■ **The request**
Present the following data again exactly as it is shown.

■ **Dataset**
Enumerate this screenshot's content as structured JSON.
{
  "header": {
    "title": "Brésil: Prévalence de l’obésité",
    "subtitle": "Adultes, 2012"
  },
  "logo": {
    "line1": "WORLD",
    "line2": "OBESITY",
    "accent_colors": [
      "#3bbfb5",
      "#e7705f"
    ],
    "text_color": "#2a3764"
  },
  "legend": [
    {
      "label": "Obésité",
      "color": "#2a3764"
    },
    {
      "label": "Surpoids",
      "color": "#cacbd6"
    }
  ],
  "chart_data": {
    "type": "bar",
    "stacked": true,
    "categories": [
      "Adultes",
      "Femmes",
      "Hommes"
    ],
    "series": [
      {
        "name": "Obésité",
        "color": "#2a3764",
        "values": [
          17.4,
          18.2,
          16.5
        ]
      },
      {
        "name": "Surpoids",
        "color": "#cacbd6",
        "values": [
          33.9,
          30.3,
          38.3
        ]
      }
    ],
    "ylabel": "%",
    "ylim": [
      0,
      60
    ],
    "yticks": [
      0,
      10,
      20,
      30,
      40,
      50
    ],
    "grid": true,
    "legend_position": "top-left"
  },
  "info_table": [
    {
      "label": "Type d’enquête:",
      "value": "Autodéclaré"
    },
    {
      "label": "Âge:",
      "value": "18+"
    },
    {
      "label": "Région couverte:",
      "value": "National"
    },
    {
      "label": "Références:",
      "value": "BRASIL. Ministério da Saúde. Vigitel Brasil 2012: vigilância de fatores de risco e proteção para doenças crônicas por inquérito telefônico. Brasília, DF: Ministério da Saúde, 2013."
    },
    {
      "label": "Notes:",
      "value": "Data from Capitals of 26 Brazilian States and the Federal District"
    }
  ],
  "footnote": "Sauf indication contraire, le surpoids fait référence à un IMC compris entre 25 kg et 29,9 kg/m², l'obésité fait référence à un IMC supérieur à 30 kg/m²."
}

■ **Task response**
Enumerate this screenshot's content as structured JSON.
{
  "header": {
    "title": "Brésil: Prévalence de l’obésité",
    "subtitle": "Adultes, 2012"
  },
  "logo": {
    "line1": "WORLD",
    "line2": "OBESITY",
    "accent_colors": [
      "#3bbfb5",
      "#e7705f"
    ],
    "text_color": "#2a3764"
  },
  "legend": [
    {
      "label": "Obésité",
      "color": "#2a3764"
    },
    {
      "label": "Surpoids",
      "color": "#cacbd6"
    }
  ],
  "chart_data": {
    "type": "bar",
    "stacked": true,
    "categories": [
      "Adultes",
      "Femmes",
      "Hommes"
    ],
    "series": [
      {
        "name": "Obésité",
        "color": "#2a3764",
        "values": [
          17.4,
          18.2,
          16.5
        ]
      },
      {
        "name": "Surpoids",
        "color": "#cacbd6",
        "values": [
          33.9,
          30.3,
          38.3
        ]
      }
    ],
    "ylabel": "%",
    "ylim": [
      0,
      60
    ],
    "yticks": [
      0,
      10,
      20,
      30,
      40,
      50
    ],
    "grid": true,
    "legend_position": "top-left"
  },
  "info_table": [
    {
      "label": "Type d’enquête:",
      "value": "Autodéclaré"
    },
    {
      "label": "Âge:",
      "value": "18+"
    },
    {
      "label": "Région couverte:",
      "value": "National"
    },
    {
      "label": "Références:",
      "value": "BRASIL. Ministério da Saúde. Vigitel Brasil 2012: vigilância de fatores de risco e proteção para doenças crônicas por inquérito telefônico. Brasília, DF: Ministério da Saúde, 2013."
    },
    {
      "label": "Notes:",
      "value": "Data from Capitals of 26 Brazilian States and the Federal District"
    }
  ],
  "footnote": "Sauf indication contraire, le surpoids fait référence à un IMC compris entre 25 kg et 29,9 kg/m², l'obésité fait référence à un IMC supérieur à 30 kg/m²."
}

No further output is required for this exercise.